Data for this task:
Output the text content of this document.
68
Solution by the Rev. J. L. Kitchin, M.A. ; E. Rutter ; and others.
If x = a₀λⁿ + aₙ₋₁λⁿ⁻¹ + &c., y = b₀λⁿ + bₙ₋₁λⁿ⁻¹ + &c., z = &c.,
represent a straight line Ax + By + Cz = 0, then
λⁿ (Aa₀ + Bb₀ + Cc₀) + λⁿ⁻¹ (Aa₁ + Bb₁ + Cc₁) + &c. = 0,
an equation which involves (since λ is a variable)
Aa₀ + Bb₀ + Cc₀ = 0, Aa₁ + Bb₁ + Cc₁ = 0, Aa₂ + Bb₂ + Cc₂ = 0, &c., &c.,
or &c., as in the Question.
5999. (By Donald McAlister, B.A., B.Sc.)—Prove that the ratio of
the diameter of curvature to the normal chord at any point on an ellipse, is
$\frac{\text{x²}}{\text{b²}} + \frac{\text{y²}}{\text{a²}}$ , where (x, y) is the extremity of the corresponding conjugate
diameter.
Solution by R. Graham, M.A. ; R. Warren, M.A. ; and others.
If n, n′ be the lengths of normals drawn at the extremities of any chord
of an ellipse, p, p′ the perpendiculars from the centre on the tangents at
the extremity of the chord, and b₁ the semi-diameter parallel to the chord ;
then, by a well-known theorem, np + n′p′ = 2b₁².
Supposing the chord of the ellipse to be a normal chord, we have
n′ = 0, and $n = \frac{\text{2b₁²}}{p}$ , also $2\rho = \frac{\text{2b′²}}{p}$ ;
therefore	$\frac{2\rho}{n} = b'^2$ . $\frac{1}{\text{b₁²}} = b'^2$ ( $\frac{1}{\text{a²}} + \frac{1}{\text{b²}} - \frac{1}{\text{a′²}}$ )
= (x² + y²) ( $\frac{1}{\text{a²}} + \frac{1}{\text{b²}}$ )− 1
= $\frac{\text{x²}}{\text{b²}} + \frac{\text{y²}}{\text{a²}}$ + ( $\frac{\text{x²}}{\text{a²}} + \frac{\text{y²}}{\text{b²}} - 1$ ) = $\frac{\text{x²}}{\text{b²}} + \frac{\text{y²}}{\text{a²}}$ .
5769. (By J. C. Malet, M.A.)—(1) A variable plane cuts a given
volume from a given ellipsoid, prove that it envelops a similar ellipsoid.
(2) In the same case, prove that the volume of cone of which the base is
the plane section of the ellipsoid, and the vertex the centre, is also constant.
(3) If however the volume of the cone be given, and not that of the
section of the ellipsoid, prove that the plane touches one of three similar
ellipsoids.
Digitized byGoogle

Work required:
Copy every record above exactly as it appears.

Written answer:
Output the text content of this document.
68
Solution by the Rev. J. L. Kitchin, M.A. ; E. Rutter ; and others.
If x = a₀λⁿ + aₙ₋₁λⁿ⁻¹ + &c., y = b₀λⁿ + bₙ₋₁λⁿ⁻¹ + &c., z = &c.,
represent a straight line Ax + By + Cz = 0, then
λⁿ (Aa₀ + Bb₀ + Cc₀) + λⁿ⁻¹ (Aa₁ + Bb₁ + Cc₁) + &c. = 0,
an equation which involves (since λ is a variable)
Aa₀ + Bb₀ + Cc₀ = 0, Aa₁ + Bb₁ + Cc₁ = 0, Aa₂ + Bb₂ + Cc₂ = 0, &c., &c.,
or &c., as in the Question.
5999. (By Donald McAlister, B.A., B.Sc.)—Prove that the ratio of
the diameter of curvature to the normal chord at any point on an ellipse, is
$\frac{\text{x²}}{\text{b²}} + \frac{\text{y²}}{\text{a²}}$ , where (x, y) is the extremity of the corresponding conjugate
diameter.
Solution by R. Graham, M.A. ; R. Warren, M.A. ; and others.
If n, n′ be the lengths of normals drawn at the extremities of any chord
of an ellipse, p, p′ the perpendiculars from the centre on the tangents at
the extremity of the chord, and b₁ the semi-diameter parallel to the chord ;
then, by a well-known theorem, np + n′p′ = 2b₁².
Supposing the chord of the ellipse to be a normal chord, we have
n′ = 0, and $n = \frac{\text{2b₁²}}{p}$ , also $2\rho = \frac{\text{2b′²}}{p}$ ;
therefore	$\frac{2\rho}{n} = b'^2$ . $\frac{1}{\text{b₁²}} = b'^2$ ( $\frac{1}{\text{a²}} + \frac{1}{\text{b²}} - \frac{1}{\text{a′²}}$ )
= (x² + y²) ( $\frac{1}{\text{a²}} + \frac{1}{\text{b²}}$ )− 1
= $\frac{\text{x²}}{\text{b²}} + \frac{\text{y²}}{\text{a²}}$ + ( $\frac{\text{x²}}{\text{a²}} + \frac{\text{y²}}{\text{b²}} - 1$ ) = $\frac{\text{x²}}{\text{b²}} + \frac{\text{y²}}{\text{a²}}$ .
5769. (By J. C. Malet, M.A.)—(1) A variable plane cuts a given
volume from a given ellipsoid, prove that it envelops a similar ellipsoid.
(2) In the same case, prove that the volume of cone of which the base is
the plane section of the ellipsoid, and the vertex the centre, is also constant.
(3) If however the volume of the cone be given, and not that of the
section of the ellipsoid, prove that the plane touches one of three similar
ellipsoids.
Digitized byGoogle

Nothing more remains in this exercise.